■ **EXERCISE INSTRUCTIONS**: Locate each line in the data below that contains the word "anastomosis" with the same capitalization, and copy those lines.

[Records]
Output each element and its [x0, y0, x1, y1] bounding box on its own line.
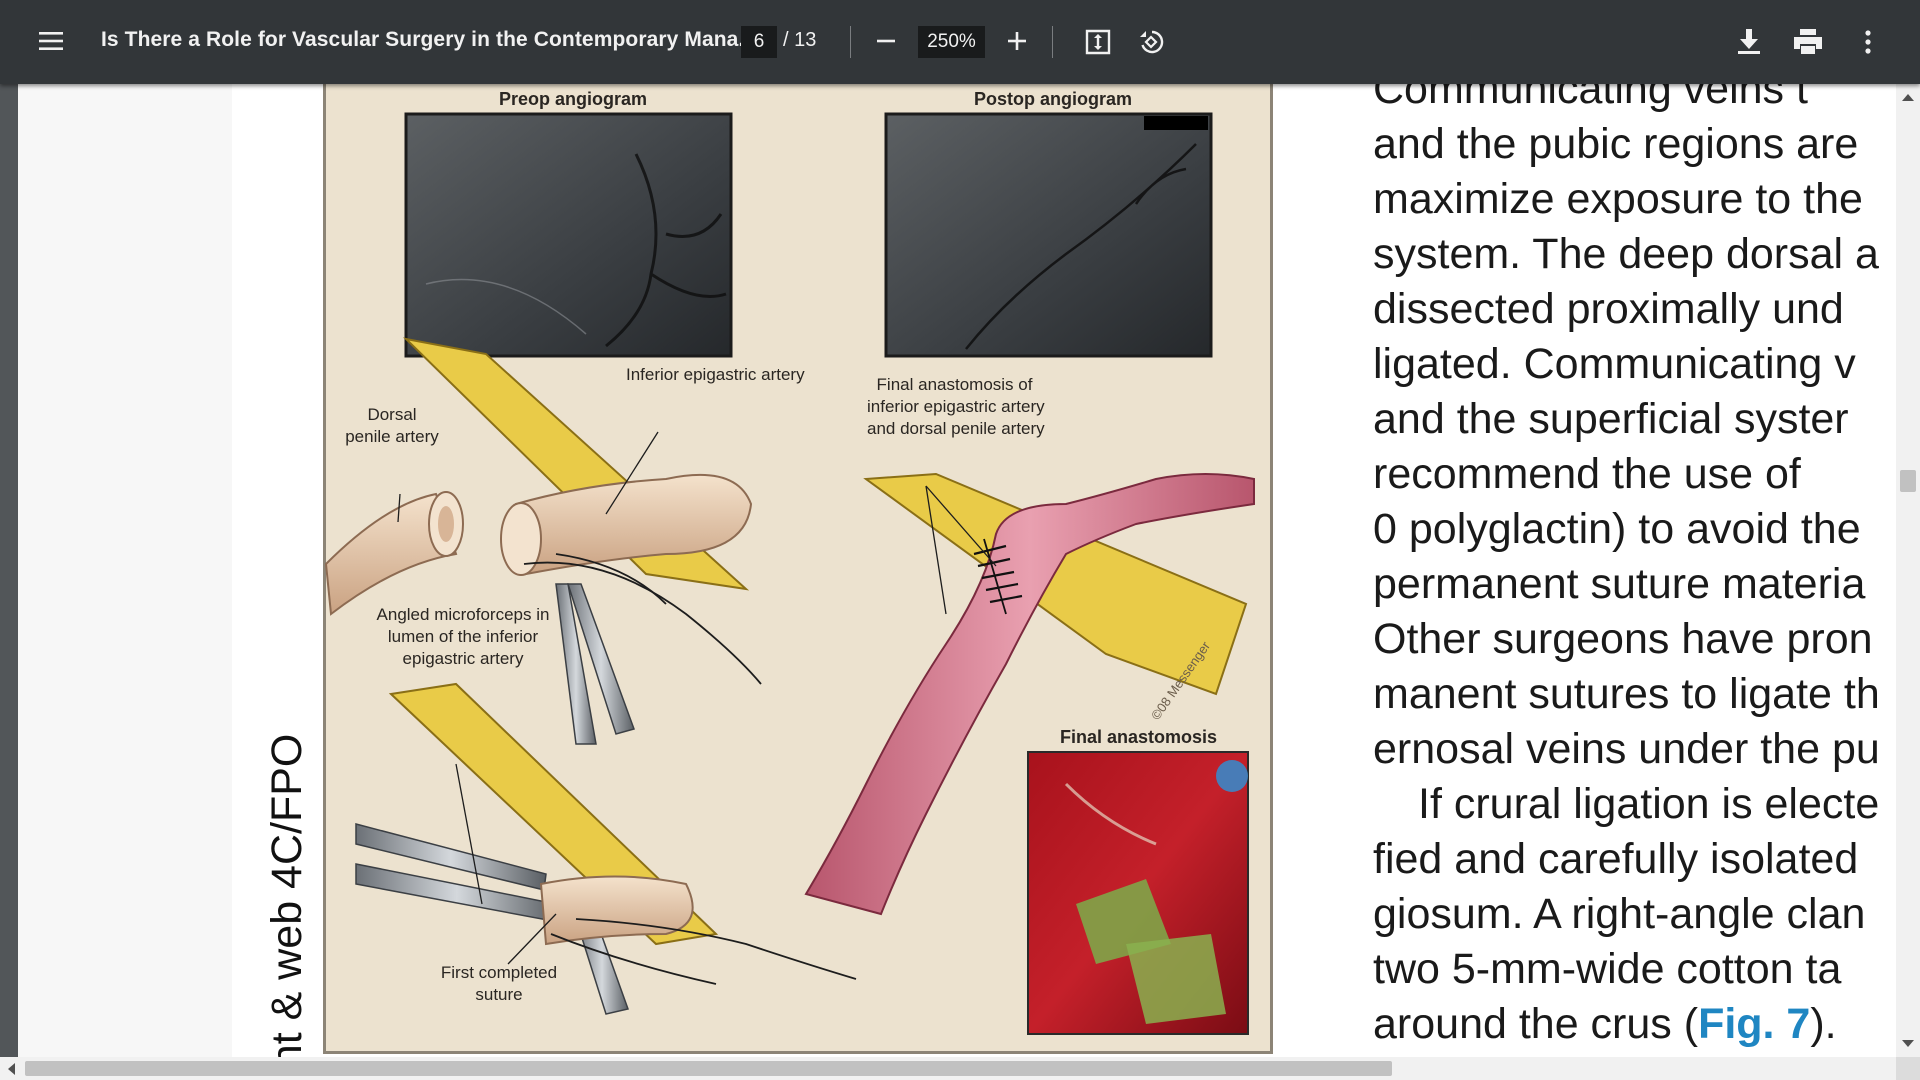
vertical-scroll-thumb[interactable]: [1900, 470, 1916, 492]
microforceps-label: Angled microforceps in lumen of the infe…: [368, 604, 558, 670]
page-number-input[interactable]: [741, 26, 777, 58]
horizontal-scroll-thumb[interactable]: [25, 1061, 1392, 1076]
preop-angiogram-label: Preop angiogram: [499, 89, 648, 109]
pdf-toolbar: Is There a Role for Vascular Surgery in …: [0, 0, 1920, 84]
article-body-text: Communicating veins t and the pubic regi…: [1373, 84, 1899, 1052]
text-line: 0 polyglactin) to avoid the: [1373, 505, 1861, 553]
text-line: manent sutures to ligate th: [1373, 670, 1880, 718]
first-suture-line-2: suture: [475, 985, 523, 1004]
fpo-side-label: print & web 4C/FPO: [263, 733, 311, 1057]
scroll-down-arrow-icon[interactable]: [1902, 1040, 1914, 1047]
document-title: Is There a Role for Vascular Surgery in …: [101, 28, 757, 51]
inferior-epigastric-label: Inferior epigastric artery: [626, 365, 805, 384]
postop-angiogram-image: [884, 112, 1213, 358]
text-line: dissected proximally und: [1373, 285, 1844, 333]
text-line: and the pubic regions are: [1373, 120, 1859, 168]
rotate-button[interactable]: [1130, 21, 1172, 63]
print-icon: [1794, 29, 1822, 54]
text-span: around the crus (: [1373, 1000, 1699, 1048]
text-line-indented: If crural ligation is electe: [1418, 780, 1880, 828]
text-span: ).: [1810, 1000, 1837, 1048]
download-button[interactable]: [1728, 21, 1770, 63]
text-line: Other surgeons have pron: [1373, 615, 1873, 663]
document-viewer[interactable]: Preop angiogram Postop angiogram Inferio…: [0, 84, 1920, 1080]
plus-icon: [1008, 32, 1026, 50]
scroll-left-arrow-icon[interactable]: [8, 1063, 15, 1075]
fit-to-page-button[interactable]: [1077, 21, 1119, 63]
rotate-counterclockwise-icon: [1140, 30, 1164, 54]
text-line: giosum. A right-angle clan: [1373, 890, 1866, 938]
scrollbar-corner: [1896, 1057, 1920, 1080]
text-line: fied and carefully isolated: [1373, 835, 1859, 883]
microforceps-line-3: epigastric artery: [402, 649, 524, 668]
toolbar-divider: [1052, 26, 1053, 58]
hamburger-menu-icon[interactable]: [30, 20, 72, 62]
text-line: ernosal veins under the pu: [1373, 725, 1880, 773]
figure-7-link[interactable]: Fig. 7: [1698, 1000, 1810, 1048]
toolbar-divider: [850, 26, 851, 58]
more-vertical-icon: [1865, 30, 1871, 54]
more-actions-button[interactable]: [1847, 21, 1889, 63]
text-line: recommend the use of: [1373, 450, 1801, 498]
surgical-figure: Preop angiogram Postop angiogram Inferio…: [306, 84, 1283, 1057]
text-line: two 5-mm-wide cotton ta: [1373, 945, 1842, 993]
first-suture-label: First completed suture: [434, 962, 564, 1006]
text-line: Communicating veins t: [1373, 84, 1808, 113]
page-total: / 13: [783, 29, 817, 51]
text-line: and the superficial syster: [1373, 395, 1849, 443]
microforceps-line-2: lumen of the inferior: [387, 627, 539, 646]
microforceps-line-1: Angled microforceps in: [376, 605, 550, 624]
text-line-with-link: around the crus (Fig. 7).: [1373, 997, 1899, 1052]
final-anastomosis-label: Final anastomosis: [1060, 727, 1218, 747]
text-line: ligated. Communicating v: [1373, 340, 1856, 388]
final-anastomosis-desc-line-3: and dorsal penile artery: [867, 419, 1045, 438]
first-suture-line-1: First completed: [440, 963, 558, 982]
final-anastomosis-desc-line-1: Final anastomosis of: [876, 375, 1033, 394]
dorsal-penile-line-1: Dorsal: [367, 405, 417, 424]
zoom-in-button[interactable]: [997, 21, 1037, 61]
page-margin: [18, 84, 232, 1057]
text-line: system. The deep dorsal a: [1373, 230, 1879, 278]
pdf-page: Preop angiogram Postop angiogram Inferio…: [18, 84, 1899, 1057]
figure-illustration: [324, 112, 1255, 1035]
dorsal-penile-line-2: penile artery: [345, 427, 439, 446]
scroll-up-arrow-icon[interactable]: [1902, 94, 1914, 101]
fit-to-page-icon: [1085, 29, 1111, 55]
postop-angiogram-label: Postop angiogram: [974, 89, 1133, 109]
minus-icon: [877, 39, 895, 43]
download-icon: [1738, 29, 1760, 54]
text-line: permanent suture materia: [1373, 560, 1866, 608]
horizontal-scrollbar[interactable]: [0, 1057, 1920, 1080]
zoom-level-input[interactable]: [918, 26, 985, 58]
dorsal-penile-artery-label: Dorsal penile artery: [342, 404, 442, 448]
vertical-scrollbar[interactable]: [1896, 84, 1920, 1057]
zoom-out-button[interactable]: [866, 21, 906, 61]
text-line: maximize exposure to the: [1373, 175, 1863, 223]
final-anastomosis-description: Final anastomosis of inferior epigastric…: [867, 374, 1045, 440]
print-button[interactable]: [1787, 21, 1829, 63]
final-anastomosis-desc-line-2: inferior epigastric artery: [867, 397, 1045, 416]
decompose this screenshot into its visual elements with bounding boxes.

■ **WRITTEN SOLUTION**:
final-anastomosis-label: Final anastomosis: [1060, 727, 1218, 747]
final-anastomosis-desc-line-3: and dorsal penile artery: [867, 419, 1045, 438]
final-anastomosis-desc-line-1: Final anastomosis of: [876, 375, 1033, 394]
final-anastomosis-description: Final anastomosis of inferior epigastric…: [867, 374, 1045, 440]
final-anastomosis-desc-line-2: inferior epigastric artery: [867, 397, 1045, 416]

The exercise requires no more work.